> _Instructions for the task_
For this exercise, copy out each line of the material below that includes "JSON".

(Structured figure records)

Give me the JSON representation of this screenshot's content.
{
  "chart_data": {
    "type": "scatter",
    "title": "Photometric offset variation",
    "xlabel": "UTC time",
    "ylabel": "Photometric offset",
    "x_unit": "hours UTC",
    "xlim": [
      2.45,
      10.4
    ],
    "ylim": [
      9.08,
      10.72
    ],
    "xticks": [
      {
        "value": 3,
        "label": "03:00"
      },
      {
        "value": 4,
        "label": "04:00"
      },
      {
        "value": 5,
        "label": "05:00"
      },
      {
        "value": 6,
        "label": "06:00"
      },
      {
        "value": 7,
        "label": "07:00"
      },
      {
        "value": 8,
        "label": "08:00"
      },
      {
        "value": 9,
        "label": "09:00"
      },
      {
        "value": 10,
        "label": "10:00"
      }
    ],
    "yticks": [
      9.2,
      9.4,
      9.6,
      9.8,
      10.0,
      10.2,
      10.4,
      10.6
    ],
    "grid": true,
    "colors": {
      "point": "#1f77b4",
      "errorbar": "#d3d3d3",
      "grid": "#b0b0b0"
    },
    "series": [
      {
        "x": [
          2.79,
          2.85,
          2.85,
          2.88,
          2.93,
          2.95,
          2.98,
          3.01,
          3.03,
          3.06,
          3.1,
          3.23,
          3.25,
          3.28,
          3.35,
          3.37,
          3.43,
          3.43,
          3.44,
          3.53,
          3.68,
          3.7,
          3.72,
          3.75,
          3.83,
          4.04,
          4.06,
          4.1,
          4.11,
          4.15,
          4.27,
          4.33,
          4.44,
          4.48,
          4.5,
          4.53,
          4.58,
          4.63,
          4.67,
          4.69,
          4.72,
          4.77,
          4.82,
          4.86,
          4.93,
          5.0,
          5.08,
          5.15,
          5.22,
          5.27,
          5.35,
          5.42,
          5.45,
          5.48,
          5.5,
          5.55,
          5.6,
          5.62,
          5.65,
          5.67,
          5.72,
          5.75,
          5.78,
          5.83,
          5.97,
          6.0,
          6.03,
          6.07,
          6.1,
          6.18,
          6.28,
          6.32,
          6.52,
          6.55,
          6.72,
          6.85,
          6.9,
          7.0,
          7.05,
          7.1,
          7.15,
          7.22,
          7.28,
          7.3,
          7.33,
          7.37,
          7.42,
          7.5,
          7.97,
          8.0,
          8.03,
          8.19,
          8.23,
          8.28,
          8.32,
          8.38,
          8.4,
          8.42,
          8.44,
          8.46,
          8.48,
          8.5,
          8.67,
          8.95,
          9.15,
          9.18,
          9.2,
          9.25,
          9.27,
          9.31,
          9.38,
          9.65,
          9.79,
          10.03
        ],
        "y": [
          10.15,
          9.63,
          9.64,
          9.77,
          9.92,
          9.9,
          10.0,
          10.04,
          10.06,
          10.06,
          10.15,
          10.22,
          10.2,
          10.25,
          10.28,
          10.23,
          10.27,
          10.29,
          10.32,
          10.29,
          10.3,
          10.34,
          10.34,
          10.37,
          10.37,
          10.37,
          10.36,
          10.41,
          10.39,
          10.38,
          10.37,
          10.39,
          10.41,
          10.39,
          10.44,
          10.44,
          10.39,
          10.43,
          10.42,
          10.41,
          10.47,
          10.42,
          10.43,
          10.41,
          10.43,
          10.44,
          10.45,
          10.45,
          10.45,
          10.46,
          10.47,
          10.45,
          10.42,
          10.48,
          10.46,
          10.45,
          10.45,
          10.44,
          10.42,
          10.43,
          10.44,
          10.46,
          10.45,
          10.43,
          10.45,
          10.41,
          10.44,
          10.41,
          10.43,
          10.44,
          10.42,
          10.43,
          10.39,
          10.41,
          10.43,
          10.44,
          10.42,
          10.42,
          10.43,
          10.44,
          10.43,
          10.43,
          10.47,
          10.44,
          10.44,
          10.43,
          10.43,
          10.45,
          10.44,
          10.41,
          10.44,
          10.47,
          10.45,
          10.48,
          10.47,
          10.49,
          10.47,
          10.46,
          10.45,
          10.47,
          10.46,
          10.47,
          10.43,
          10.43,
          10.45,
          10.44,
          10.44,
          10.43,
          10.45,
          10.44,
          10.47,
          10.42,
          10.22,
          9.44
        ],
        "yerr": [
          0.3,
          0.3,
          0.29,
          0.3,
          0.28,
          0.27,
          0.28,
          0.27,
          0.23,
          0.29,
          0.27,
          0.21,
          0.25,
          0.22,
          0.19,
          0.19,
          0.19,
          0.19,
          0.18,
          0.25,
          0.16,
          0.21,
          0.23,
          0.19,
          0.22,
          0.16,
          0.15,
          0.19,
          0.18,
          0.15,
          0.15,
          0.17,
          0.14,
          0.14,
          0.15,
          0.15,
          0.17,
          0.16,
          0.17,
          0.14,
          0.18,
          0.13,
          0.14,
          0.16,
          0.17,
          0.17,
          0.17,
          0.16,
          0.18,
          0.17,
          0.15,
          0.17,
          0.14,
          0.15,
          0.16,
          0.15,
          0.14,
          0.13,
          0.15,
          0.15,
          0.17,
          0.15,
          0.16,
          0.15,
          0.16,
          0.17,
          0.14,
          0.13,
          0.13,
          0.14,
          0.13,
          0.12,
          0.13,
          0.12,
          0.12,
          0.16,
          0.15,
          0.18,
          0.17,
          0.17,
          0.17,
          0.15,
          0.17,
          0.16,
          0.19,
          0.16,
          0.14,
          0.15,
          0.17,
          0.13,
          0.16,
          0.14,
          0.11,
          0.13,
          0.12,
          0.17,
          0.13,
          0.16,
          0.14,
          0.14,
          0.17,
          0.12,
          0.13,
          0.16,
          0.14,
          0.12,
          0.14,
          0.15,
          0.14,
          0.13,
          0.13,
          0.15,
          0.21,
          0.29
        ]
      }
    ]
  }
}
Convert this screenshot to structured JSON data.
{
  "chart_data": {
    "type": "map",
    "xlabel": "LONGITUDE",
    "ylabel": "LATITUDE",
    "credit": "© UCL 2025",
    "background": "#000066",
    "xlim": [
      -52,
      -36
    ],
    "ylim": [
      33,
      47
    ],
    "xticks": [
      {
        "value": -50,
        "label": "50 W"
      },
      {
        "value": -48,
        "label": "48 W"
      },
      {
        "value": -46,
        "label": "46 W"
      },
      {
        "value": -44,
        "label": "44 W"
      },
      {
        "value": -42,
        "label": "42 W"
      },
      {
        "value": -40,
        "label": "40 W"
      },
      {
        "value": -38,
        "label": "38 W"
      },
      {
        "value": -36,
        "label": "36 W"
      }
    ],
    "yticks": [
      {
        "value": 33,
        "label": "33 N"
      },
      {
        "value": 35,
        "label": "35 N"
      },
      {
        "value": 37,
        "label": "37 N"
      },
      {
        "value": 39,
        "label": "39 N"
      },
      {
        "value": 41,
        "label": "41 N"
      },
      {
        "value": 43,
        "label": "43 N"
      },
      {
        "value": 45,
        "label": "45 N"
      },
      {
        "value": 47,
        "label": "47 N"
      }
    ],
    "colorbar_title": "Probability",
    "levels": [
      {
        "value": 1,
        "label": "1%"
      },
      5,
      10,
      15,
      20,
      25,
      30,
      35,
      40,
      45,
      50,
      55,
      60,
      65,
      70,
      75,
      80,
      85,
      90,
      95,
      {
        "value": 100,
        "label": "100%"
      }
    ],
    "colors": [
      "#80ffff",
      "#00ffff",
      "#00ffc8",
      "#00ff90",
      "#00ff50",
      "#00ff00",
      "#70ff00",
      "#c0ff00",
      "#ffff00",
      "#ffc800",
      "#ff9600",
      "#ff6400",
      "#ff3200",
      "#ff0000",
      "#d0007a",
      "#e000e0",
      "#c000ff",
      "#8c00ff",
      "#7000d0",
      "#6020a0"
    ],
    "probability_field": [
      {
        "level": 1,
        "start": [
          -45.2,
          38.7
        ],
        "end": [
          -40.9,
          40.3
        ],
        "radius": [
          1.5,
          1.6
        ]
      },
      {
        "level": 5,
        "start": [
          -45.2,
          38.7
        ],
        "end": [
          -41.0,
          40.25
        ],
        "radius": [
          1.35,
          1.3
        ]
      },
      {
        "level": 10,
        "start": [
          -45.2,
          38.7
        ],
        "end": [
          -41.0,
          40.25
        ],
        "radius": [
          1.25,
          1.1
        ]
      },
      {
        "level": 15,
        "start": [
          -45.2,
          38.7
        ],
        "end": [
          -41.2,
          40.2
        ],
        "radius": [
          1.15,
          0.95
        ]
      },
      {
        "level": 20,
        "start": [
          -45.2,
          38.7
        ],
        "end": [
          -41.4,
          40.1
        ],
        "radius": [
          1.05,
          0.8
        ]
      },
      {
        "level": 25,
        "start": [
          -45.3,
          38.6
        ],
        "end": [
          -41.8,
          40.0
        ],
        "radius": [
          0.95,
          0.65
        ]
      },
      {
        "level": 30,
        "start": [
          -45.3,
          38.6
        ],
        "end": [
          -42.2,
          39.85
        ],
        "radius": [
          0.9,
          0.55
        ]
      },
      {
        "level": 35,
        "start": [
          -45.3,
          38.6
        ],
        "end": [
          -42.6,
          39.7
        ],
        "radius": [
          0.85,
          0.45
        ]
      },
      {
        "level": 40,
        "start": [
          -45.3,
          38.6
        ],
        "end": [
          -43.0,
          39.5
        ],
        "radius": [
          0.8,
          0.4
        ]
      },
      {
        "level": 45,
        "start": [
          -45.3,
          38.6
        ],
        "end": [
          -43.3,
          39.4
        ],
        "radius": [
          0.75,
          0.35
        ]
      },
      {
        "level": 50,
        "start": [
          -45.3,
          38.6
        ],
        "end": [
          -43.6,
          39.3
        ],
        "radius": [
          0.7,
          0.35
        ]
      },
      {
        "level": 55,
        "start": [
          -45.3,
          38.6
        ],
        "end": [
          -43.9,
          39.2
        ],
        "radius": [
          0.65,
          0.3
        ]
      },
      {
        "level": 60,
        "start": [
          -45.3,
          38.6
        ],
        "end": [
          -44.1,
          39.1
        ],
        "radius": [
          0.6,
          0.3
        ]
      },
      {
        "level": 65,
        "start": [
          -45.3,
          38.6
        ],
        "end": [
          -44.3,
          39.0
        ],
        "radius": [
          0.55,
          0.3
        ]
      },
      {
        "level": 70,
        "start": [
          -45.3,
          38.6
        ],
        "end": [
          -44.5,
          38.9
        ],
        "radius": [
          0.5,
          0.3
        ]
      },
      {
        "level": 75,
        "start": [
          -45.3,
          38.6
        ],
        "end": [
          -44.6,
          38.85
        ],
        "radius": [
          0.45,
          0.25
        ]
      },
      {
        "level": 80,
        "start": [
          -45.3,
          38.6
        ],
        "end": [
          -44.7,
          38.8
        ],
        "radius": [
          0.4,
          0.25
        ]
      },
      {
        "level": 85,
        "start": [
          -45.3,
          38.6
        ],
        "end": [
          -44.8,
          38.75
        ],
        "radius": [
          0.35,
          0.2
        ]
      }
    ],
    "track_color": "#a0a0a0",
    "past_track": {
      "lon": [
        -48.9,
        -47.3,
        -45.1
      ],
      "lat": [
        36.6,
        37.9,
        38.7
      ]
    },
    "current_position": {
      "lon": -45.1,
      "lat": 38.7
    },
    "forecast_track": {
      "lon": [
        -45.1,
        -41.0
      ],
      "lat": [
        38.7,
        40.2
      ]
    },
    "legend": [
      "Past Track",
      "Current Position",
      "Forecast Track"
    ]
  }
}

> _Full solution_
Give me the JSON representation of this screenshot's content.
Convert this screenshot to structured JSON data.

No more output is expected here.